-- Records provided --

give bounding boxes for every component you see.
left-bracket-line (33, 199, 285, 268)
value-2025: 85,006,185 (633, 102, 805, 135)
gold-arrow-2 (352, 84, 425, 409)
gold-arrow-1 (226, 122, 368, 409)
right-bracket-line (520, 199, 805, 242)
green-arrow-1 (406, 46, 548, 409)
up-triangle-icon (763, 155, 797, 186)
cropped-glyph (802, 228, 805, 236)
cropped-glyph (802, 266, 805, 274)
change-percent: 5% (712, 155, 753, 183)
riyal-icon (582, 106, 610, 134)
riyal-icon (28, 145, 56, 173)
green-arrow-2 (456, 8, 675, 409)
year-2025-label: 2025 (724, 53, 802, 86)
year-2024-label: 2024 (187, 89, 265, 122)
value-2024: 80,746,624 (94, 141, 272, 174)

==

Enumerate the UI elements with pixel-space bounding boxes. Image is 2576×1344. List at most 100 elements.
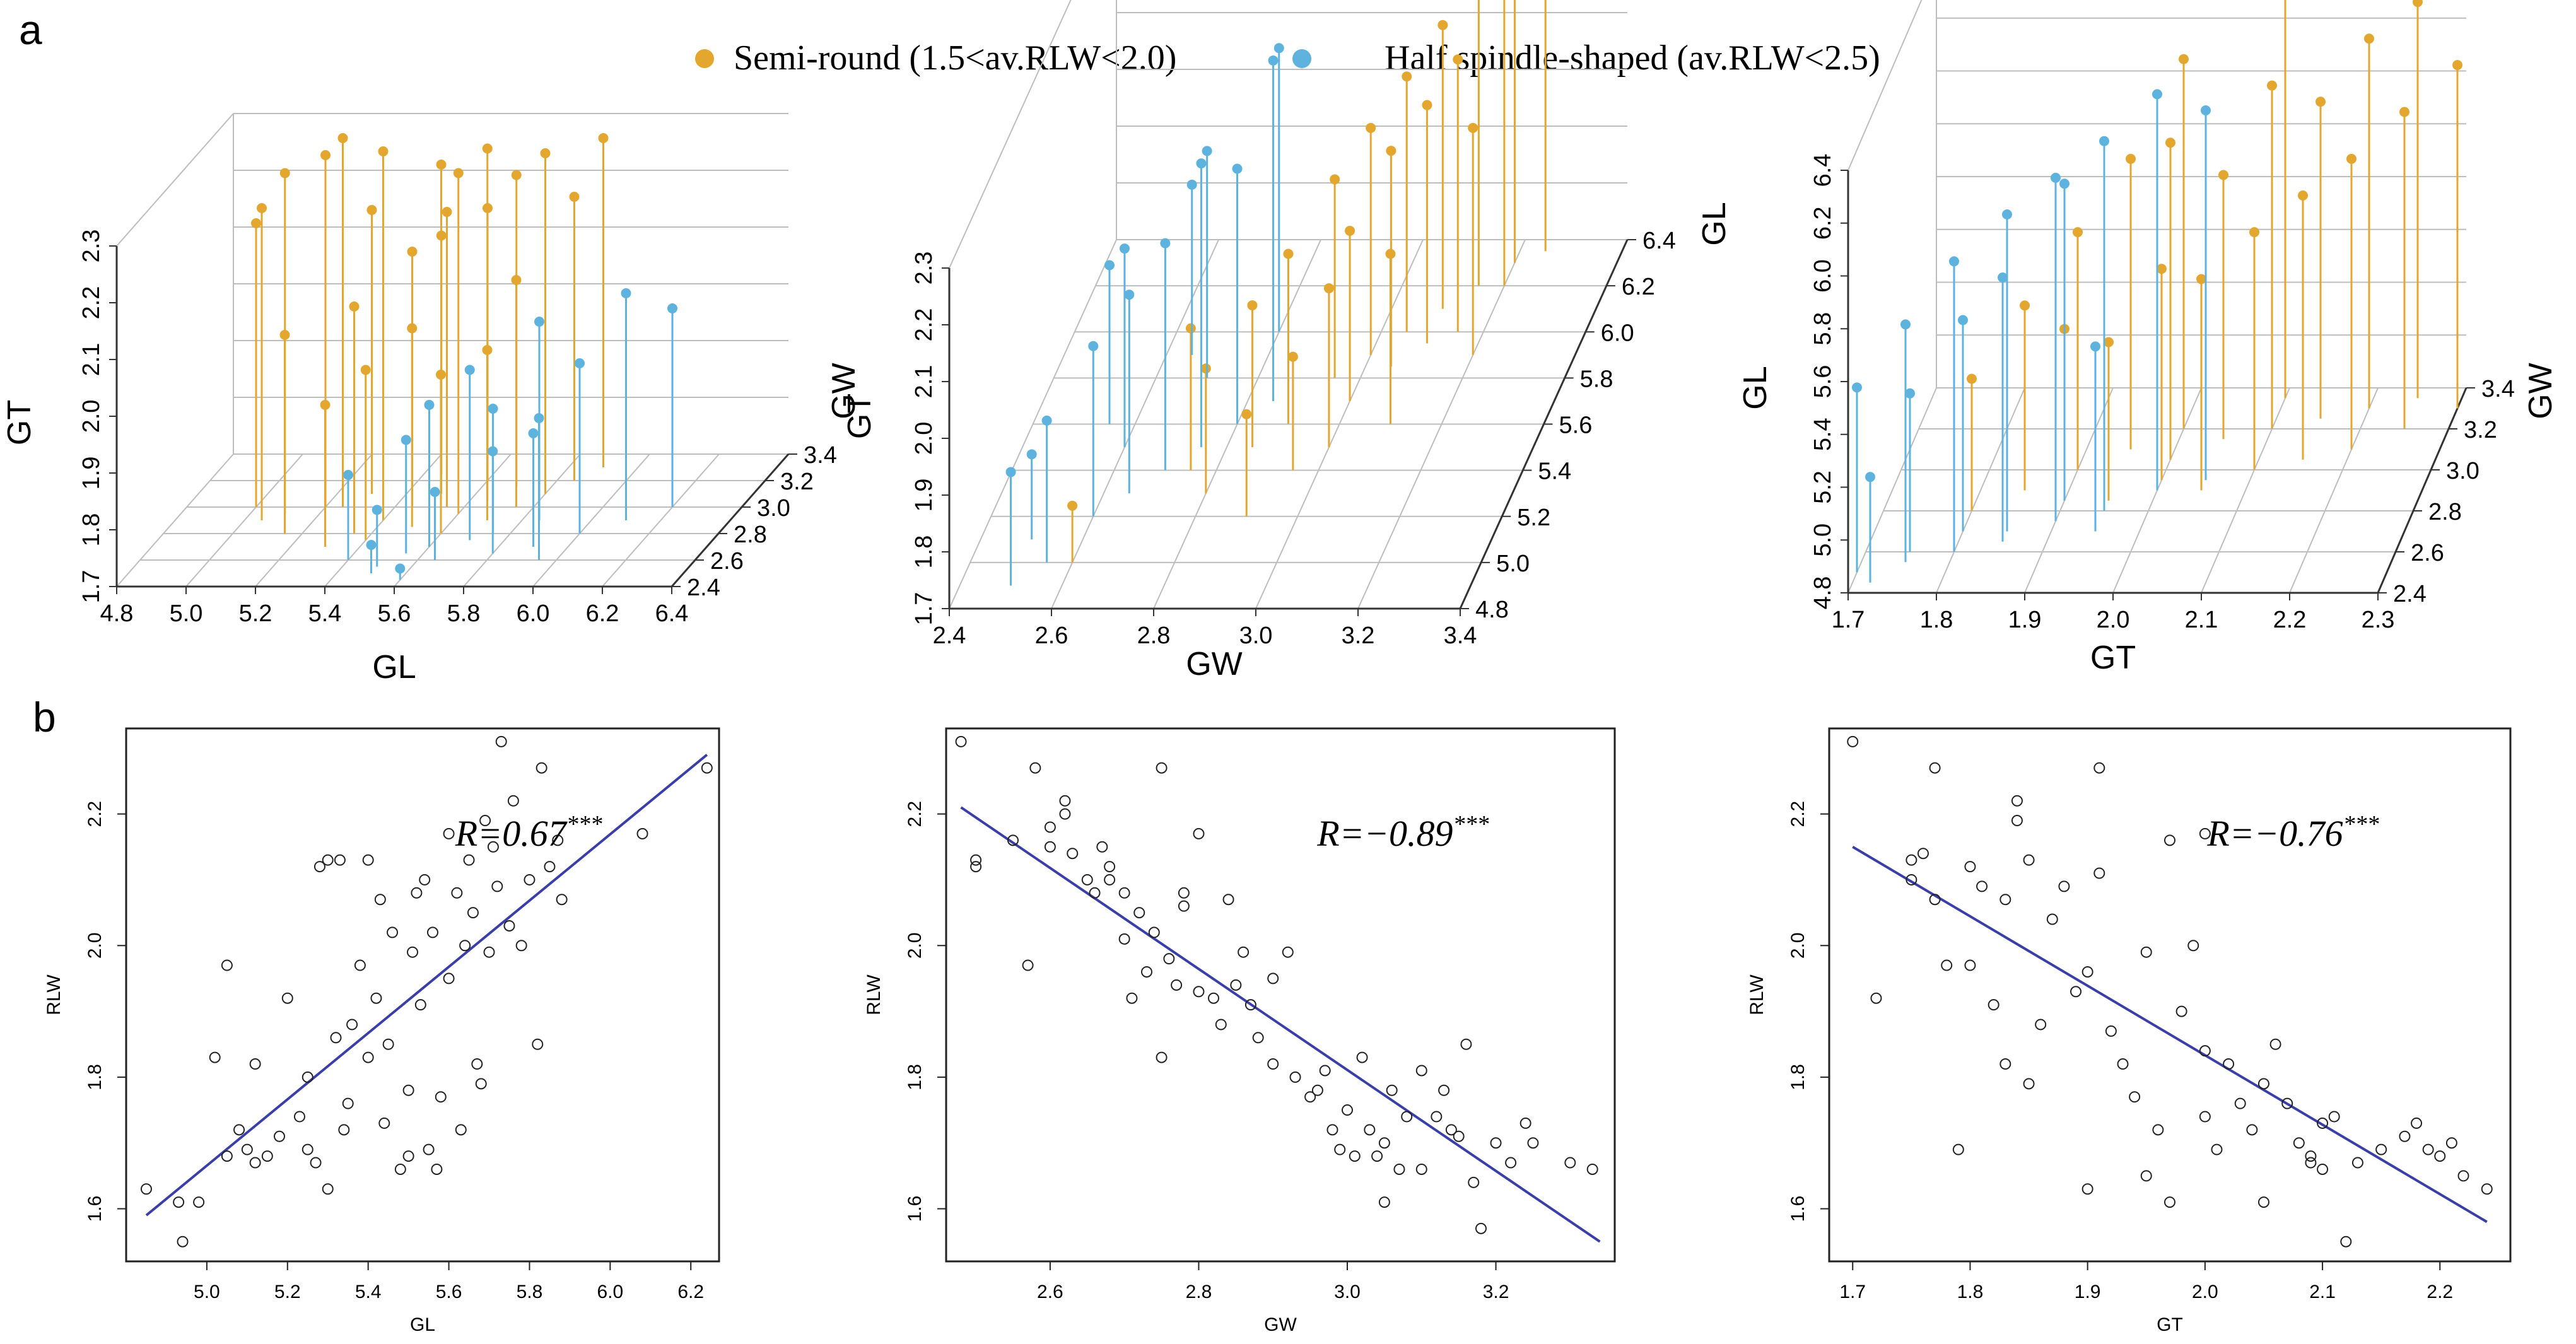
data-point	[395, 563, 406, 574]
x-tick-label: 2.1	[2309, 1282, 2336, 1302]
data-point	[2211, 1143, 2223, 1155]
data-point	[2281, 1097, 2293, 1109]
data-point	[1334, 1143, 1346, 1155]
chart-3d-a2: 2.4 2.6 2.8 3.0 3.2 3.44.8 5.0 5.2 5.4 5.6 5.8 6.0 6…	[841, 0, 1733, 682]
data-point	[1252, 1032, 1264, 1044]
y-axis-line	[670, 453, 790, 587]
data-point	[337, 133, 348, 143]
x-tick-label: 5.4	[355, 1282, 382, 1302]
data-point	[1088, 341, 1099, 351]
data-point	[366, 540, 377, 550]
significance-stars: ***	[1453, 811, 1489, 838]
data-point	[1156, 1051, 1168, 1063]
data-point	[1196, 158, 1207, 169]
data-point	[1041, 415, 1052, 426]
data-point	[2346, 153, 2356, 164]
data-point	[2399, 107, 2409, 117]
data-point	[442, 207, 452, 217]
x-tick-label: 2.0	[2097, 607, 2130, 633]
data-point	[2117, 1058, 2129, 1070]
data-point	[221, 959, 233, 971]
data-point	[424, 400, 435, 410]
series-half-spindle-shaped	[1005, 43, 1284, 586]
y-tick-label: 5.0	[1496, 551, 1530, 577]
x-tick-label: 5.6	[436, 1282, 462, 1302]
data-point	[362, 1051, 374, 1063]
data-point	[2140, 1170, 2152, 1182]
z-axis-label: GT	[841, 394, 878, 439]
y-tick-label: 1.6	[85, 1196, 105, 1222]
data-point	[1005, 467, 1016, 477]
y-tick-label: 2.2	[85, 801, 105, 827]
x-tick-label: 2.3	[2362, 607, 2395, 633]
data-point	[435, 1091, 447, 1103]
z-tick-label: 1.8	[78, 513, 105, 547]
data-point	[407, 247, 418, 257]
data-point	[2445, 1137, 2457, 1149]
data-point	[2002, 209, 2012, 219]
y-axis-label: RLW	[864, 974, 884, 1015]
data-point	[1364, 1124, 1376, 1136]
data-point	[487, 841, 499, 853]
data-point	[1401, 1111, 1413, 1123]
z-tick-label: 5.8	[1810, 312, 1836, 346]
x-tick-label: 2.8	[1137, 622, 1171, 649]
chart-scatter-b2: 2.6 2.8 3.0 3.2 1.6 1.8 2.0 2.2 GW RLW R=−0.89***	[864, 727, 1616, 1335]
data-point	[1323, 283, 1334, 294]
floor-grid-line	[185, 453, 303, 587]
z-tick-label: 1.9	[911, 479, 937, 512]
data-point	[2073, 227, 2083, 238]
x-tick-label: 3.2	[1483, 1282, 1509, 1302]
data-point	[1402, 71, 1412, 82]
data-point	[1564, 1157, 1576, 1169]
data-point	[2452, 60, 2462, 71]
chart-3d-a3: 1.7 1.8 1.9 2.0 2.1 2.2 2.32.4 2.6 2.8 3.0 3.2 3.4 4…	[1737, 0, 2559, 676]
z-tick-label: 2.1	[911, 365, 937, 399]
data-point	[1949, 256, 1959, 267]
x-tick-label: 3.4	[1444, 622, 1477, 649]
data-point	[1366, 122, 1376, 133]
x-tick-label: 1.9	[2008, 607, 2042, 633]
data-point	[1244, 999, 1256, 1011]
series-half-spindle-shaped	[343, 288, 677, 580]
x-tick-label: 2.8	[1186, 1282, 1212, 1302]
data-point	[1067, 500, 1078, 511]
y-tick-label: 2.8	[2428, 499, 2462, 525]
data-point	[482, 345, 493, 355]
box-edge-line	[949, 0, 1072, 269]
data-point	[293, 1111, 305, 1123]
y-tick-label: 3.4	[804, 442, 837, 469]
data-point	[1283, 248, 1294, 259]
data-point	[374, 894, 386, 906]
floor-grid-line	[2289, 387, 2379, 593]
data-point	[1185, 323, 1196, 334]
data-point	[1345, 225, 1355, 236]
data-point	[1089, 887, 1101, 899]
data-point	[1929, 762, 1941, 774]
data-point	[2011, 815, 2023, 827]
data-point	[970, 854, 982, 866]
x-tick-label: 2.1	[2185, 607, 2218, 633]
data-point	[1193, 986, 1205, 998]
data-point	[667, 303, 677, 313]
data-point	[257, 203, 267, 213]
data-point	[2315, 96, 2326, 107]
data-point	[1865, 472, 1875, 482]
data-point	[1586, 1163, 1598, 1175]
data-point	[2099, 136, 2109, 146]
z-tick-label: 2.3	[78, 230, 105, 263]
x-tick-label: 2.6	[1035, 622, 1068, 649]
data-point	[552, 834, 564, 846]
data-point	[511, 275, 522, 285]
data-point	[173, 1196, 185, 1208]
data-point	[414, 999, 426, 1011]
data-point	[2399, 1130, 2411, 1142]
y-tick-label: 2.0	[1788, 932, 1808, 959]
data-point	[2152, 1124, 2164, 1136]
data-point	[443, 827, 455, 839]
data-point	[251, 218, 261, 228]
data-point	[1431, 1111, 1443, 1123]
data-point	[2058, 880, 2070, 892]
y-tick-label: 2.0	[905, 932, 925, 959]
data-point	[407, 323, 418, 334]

-- Work to be completed --
Could you reproduce, word for word, the data from the line with "give bounding boxes" up to and including the line with "value-2024: 80,746,624 (94, 141, 272, 174)"?

-- Output of the exercise --
give bounding boxes for every component you see.
left-bracket-line (33, 199, 285, 268)
value-2025: 85,006,185 (633, 102, 805, 135)
gold-arrow-2 (352, 84, 425, 409)
gold-arrow-1 (226, 122, 368, 409)
right-bracket-line (520, 199, 805, 242)
green-arrow-1 (406, 46, 548, 409)
up-triangle-icon (763, 155, 797, 186)
cropped-glyph (802, 228, 805, 236)
cropped-glyph (802, 266, 805, 274)
change-percent: 5% (712, 155, 753, 183)
riyal-icon (582, 106, 610, 134)
riyal-icon (28, 145, 56, 173)
green-arrow-2 (456, 8, 675, 409)
year-2025-label: 2025 (724, 53, 802, 86)
year-2024-label: 2024 (187, 89, 265, 122)
value-2024: 80,746,624 (94, 141, 272, 174)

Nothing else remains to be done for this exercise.